> _Directive_: Retype the whole listing, please, keeping every line exact and dropping the pictures.

> _Recorded data_:

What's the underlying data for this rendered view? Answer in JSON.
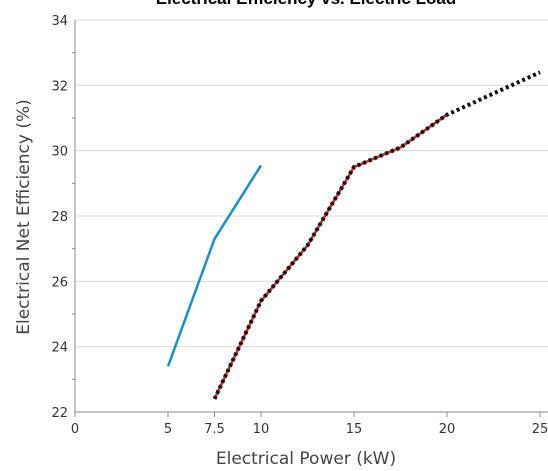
{
  "chart_data": {
    "type": "line",
    "title": "Electrical Efficiency vs. Electric Load",
    "xlabel": "Electrical Power (kW)",
    "ylabel": "Electrical Net Efficiency (%)",
    "xlim": [
      0,
      25
    ],
    "ylim": [
      22,
      34
    ],
    "x_ticks": [
      "0",
      "5",
      "7.5",
      "10",
      "15",
      "20",
      "25"
    ],
    "x_tick_values": [
      0,
      5,
      7.5,
      10,
      15,
      20,
      25
    ],
    "y_ticks": [
      "22",
      "24",
      "26",
      "28",
      "30",
      "32",
      "34"
    ],
    "y_tick_values": [
      22,
      24,
      26,
      28,
      30,
      32,
      34
    ],
    "grid": "horizontal",
    "legend": "none",
    "series": [
      {
        "color": "#1a8fc9",
        "style": "solid",
        "x": [
          5,
          7.5,
          10
        ],
        "y": [
          23.4,
          27.3,
          29.55
        ]
      },
      {
        "color": "#d2232a",
        "style": "solid",
        "x": [
          7.5,
          10,
          12.5,
          15,
          17.5,
          20
        ],
        "y": [
          22.4,
          25.4,
          27.1,
          29.5,
          30.1,
          31.1
        ]
      },
      {
        "color": "#111111",
        "style": "dotted",
        "x": [
          7.5,
          10,
          12.5,
          15,
          17.5,
          20,
          25
        ],
        "y": [
          22.4,
          25.4,
          27.1,
          29.5,
          30.1,
          31.1,
          32.4
        ]
      }
    ]
  },
  "colors": {
    "title": "#1e8a3c",
    "grid": "#d9d9d9",
    "axis": "#888888"
  }
}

> _Solution to this exercise_:
What's the underlying data for this rendered view? Answer in JSON.
{
  "chart_data": {
    "type": "line",
    "title": "Electrical Efficiency vs. Electric Load",
    "xlabel": "Electrical Power (kW)",
    "ylabel": "Electrical Net Efficiency (%)",
    "xlim": [
      0,
      25
    ],
    "ylim": [
      22,
      34
    ],
    "x_ticks": [
      "0",
      "5",
      "7.5",
      "10",
      "15",
      "20",
      "25"
    ],
    "x_tick_values": [
      0,
      5,
      7.5,
      10,
      15,
      20,
      25
    ],
    "y_ticks": [
      "22",
      "24",
      "26",
      "28",
      "30",
      "32",
      "34"
    ],
    "y_tick_values": [
      22,
      24,
      26,
      28,
      30,
      32,
      34
    ],
    "grid": "horizontal",
    "legend": "none",
    "series": [
      {
        "color": "#1a8fc9",
        "style": "solid",
        "x": [
          5,
          7.5,
          10
        ],
        "y": [
          23.4,
          27.3,
          29.55
        ]
      },
      {
        "color": "#d2232a",
        "style": "solid",
        "x": [
          7.5,
          10,
          12.5,
          15,
          17.5,
          20
        ],
        "y": [
          22.4,
          25.4,
          27.1,
          29.5,
          30.1,
          31.1
        ]
      },
      {
        "color": "#111111",
        "style": "dotted",
        "x": [
          7.5,
          10,
          12.5,
          15,
          17.5,
          20,
          25
        ],
        "y": [
          22.4,
          25.4,
          27.1,
          29.5,
          30.1,
          31.1,
          32.4
        ]
      }
    ]
  },
  "colors": {
    "title": "#1e8a3c",
    "grid": "#d9d9d9",
    "axis": "#888888"
  }
}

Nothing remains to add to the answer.